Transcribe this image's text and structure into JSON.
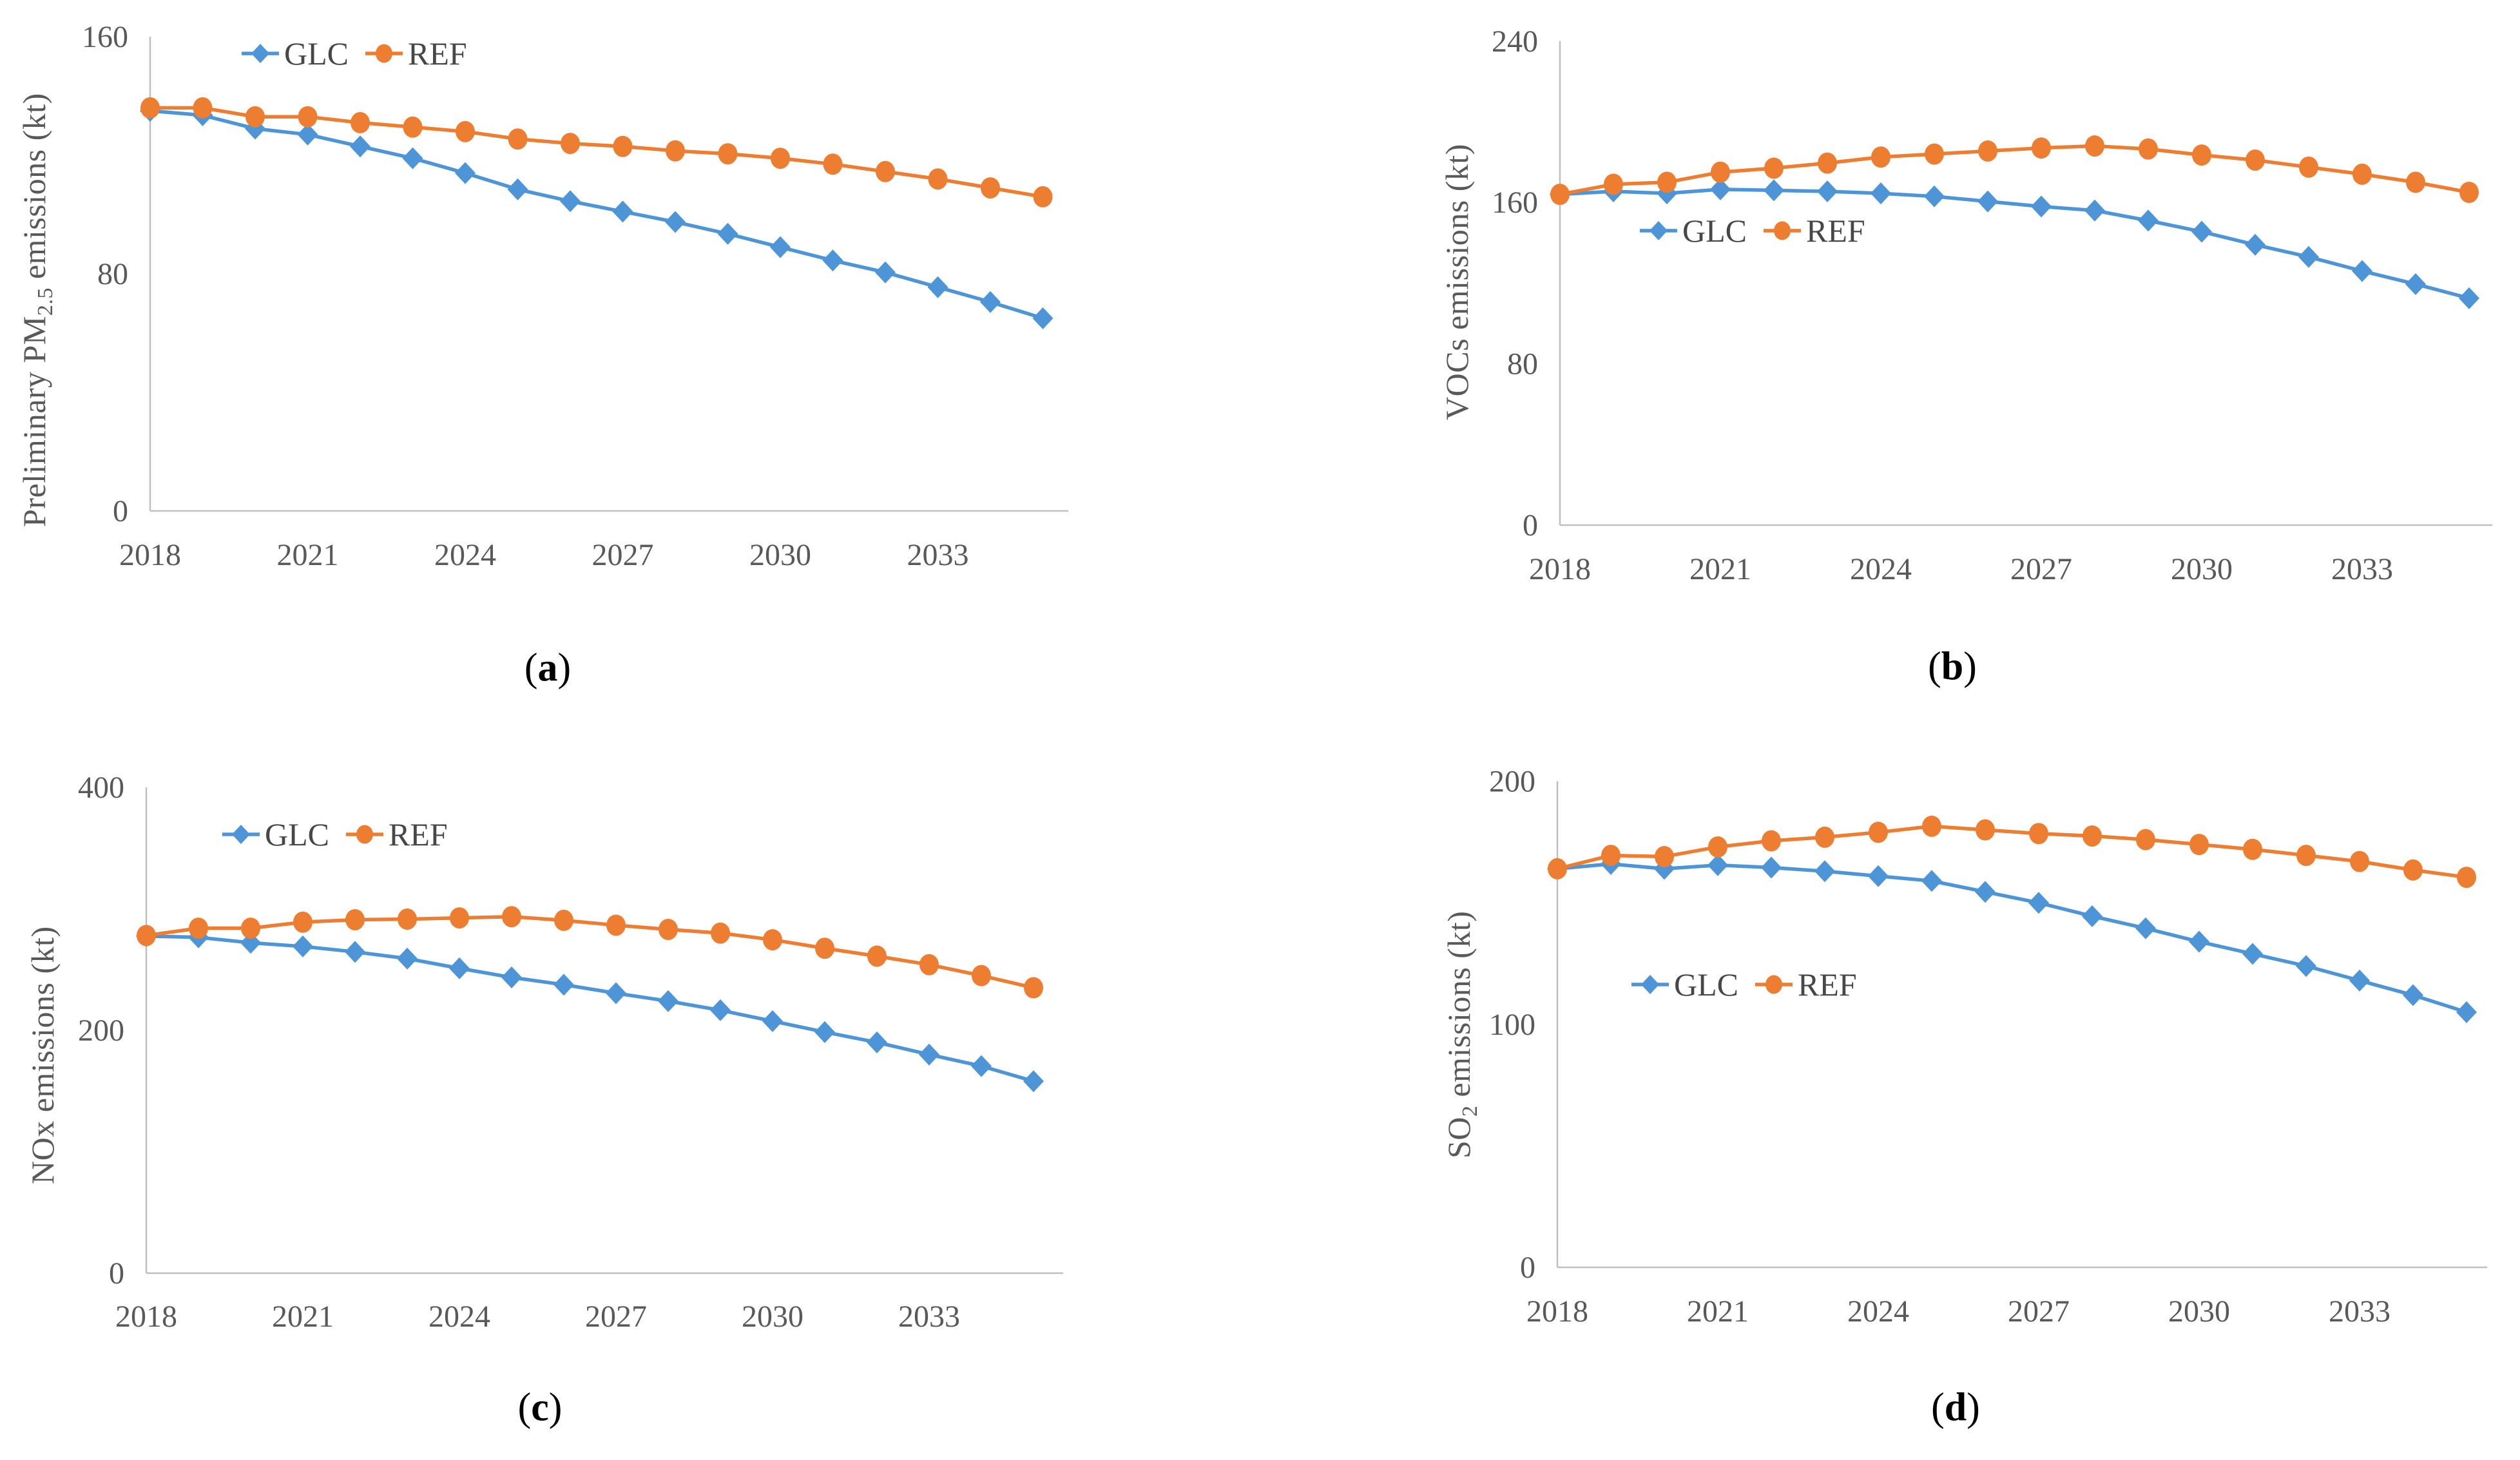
{
  "colors": {
    "glc": "#4E95D7",
    "ref": "#ED7D31",
    "axis_line": "#BFBFBF",
    "tick_text": "#595959",
    "legend_text": "#474747",
    "caption_text": "#000000",
    "background": "#FFFFFF"
  },
  "chart_data": [
    {
      "id": "a",
      "type": "line",
      "ylabel": "Preliminary PM2.5 emissions (kt)",
      "ylabel_parts": {
        "pre": "Preliminary PM",
        "sub": "2.5",
        "suf": " emissions (kt)"
      },
      "caption_parts": {
        "pre": "(",
        "letter": "a",
        "suf": ")"
      },
      "xlabel": "",
      "x": [
        2018,
        2019,
        2020,
        2021,
        2022,
        2023,
        2024,
        2025,
        2026,
        2027,
        2028,
        2029,
        2030,
        2031,
        2032,
        2033,
        2034,
        2035
      ],
      "xticks": [
        2018,
        2021,
        2024,
        2027,
        2030,
        2033
      ],
      "yticks": [
        0,
        80,
        160
      ],
      "ylim": [
        0,
        160
      ],
      "grid": false,
      "legend_position": "inside-top-left",
      "series": [
        {
          "name": "GLC",
          "marker": "diamond",
          "values": [
            135,
            133.5,
            129,
            127,
            123,
            119,
            114,
            108.5,
            104.5,
            101,
            97.5,
            93.5,
            89,
            84.5,
            80.5,
            75.5,
            70.5,
            65
          ]
        },
        {
          "name": "REF",
          "marker": "circle",
          "values": [
            136,
            136,
            133,
            133,
            131,
            129.5,
            128,
            125.5,
            124,
            123,
            121.5,
            120.5,
            119,
            117,
            114.5,
            112,
            109,
            106
          ]
        }
      ]
    },
    {
      "id": "b",
      "type": "line",
      "ylabel": "VOCs emissions (kt)",
      "ylabel_parts": {
        "pre": "VOCs emissions (kt)",
        "sub": "",
        "suf": ""
      },
      "caption_parts": {
        "pre": "(",
        "letter": "b",
        "suf": ")"
      },
      "xlabel": "",
      "x": [
        2018,
        2019,
        2020,
        2021,
        2022,
        2023,
        2024,
        2025,
        2026,
        2027,
        2028,
        2029,
        2030,
        2031,
        2032,
        2033,
        2034,
        2035
      ],
      "xticks": [
        2018,
        2021,
        2024,
        2027,
        2030,
        2033
      ],
      "yticks": [
        0,
        80,
        160,
        240
      ],
      "ylim": [
        0,
        240
      ],
      "grid": false,
      "legend_position": "inside-left-middle",
      "series": [
        {
          "name": "GLC",
          "marker": "diamond",
          "values": [
            164,
            165.5,
            164.5,
            166.5,
            166,
            165.5,
            164.5,
            163,
            160.5,
            158,
            156,
            151,
            145.5,
            139,
            133,
            126,
            119.5,
            112.5
          ]
        },
        {
          "name": "REF",
          "marker": "circle",
          "values": [
            164,
            169,
            170,
            175,
            177,
            179.5,
            182.5,
            184,
            185.5,
            187,
            188,
            186.5,
            183.5,
            181,
            177.5,
            174,
            170,
            165
          ]
        }
      ]
    },
    {
      "id": "c",
      "type": "line",
      "ylabel": "NOx emissions (kt)",
      "ylabel_parts": {
        "pre": "NOx emissions (kt)",
        "sub": "",
        "suf": ""
      },
      "caption_parts": {
        "pre": "(",
        "letter": "c",
        "suf": ")"
      },
      "xlabel": "",
      "x": [
        2018,
        2019,
        2020,
        2021,
        2022,
        2023,
        2024,
        2025,
        2026,
        2027,
        2028,
        2029,
        2030,
        2031,
        2032,
        2033,
        2034,
        2035
      ],
      "xticks": [
        2018,
        2021,
        2024,
        2027,
        2030,
        2033
      ],
      "yticks": [
        0,
        200,
        400
      ],
      "ylim": [
        0,
        400
      ],
      "grid": false,
      "legend_position": "inside-top-left",
      "series": [
        {
          "name": "GLC",
          "marker": "diamond",
          "values": [
            277.5,
            276.5,
            272,
            269,
            264.5,
            259,
            251,
            243.5,
            237.5,
            230.5,
            224,
            216.5,
            207.5,
            198.5,
            190,
            180,
            170.5,
            158
          ]
        },
        {
          "name": "REF",
          "marker": "circle",
          "values": [
            278,
            284,
            284,
            289,
            291,
            291.5,
            292.5,
            293.5,
            290.5,
            286.5,
            283,
            280,
            274.5,
            267.5,
            261,
            254,
            245,
            235
          ]
        }
      ]
    },
    {
      "id": "d",
      "type": "line",
      "ylabel": "SO2 emissions (kt)",
      "ylabel_parts": {
        "pre": "SO",
        "sub": "2",
        "suf": " emissions (kt)"
      },
      "caption_parts": {
        "pre": "(",
        "letter": "d",
        "suf": ")"
      },
      "xlabel": "",
      "x": [
        2018,
        2019,
        2020,
        2021,
        2022,
        2023,
        2024,
        2025,
        2026,
        2027,
        2028,
        2029,
        2030,
        2031,
        2032,
        2033,
        2034,
        2035
      ],
      "xticks": [
        2018,
        2021,
        2024,
        2027,
        2030,
        2033
      ],
      "yticks": [
        0,
        100,
        200
      ],
      "ylim": [
        0,
        200
      ],
      "grid": false,
      "legend_position": "inside-left-middle",
      "series": [
        {
          "name": "GLC",
          "marker": "diamond",
          "values": [
            164,
            166,
            164,
            165.5,
            164.5,
            163,
            161,
            159,
            154.5,
            150,
            144.5,
            139.5,
            134,
            129,
            124,
            118,
            112,
            105
          ]
        },
        {
          "name": "REF",
          "marker": "circle",
          "values": [
            164,
            169.5,
            169,
            173,
            175.5,
            177,
            179,
            181.5,
            180,
            178.5,
            177.5,
            176,
            174,
            172,
            169.5,
            167,
            163.5,
            160.5
          ]
        }
      ]
    }
  ]
}
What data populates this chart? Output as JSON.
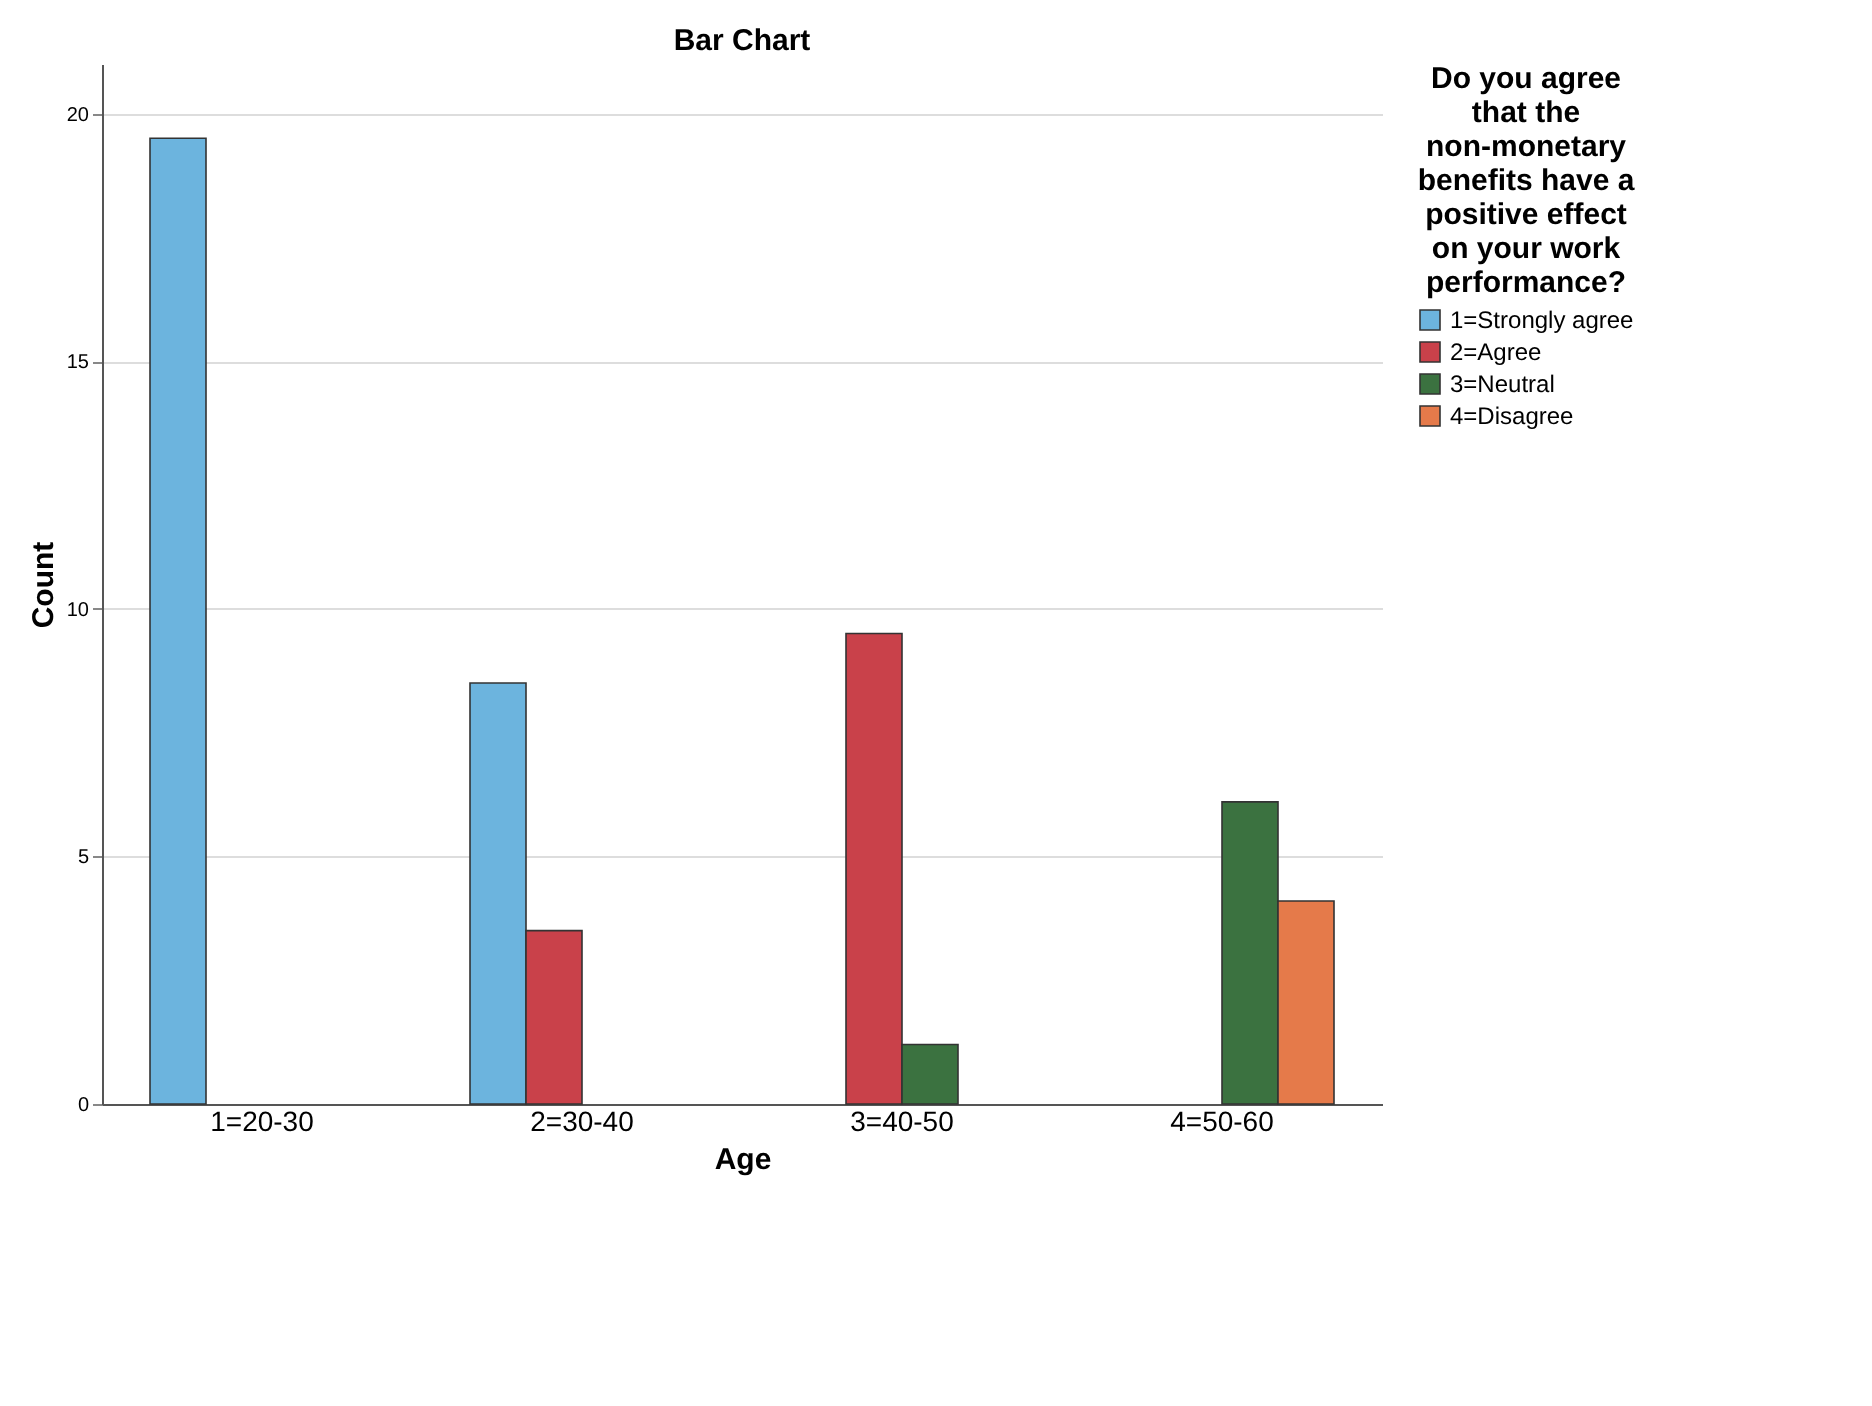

##########

## GIVEN TASK
Every line that holds the word "JSON" should be extracted.

## EXERCISE RESULT
Transcribe this image's text and structure into JSON.
What data populates this chart? Output as JSON.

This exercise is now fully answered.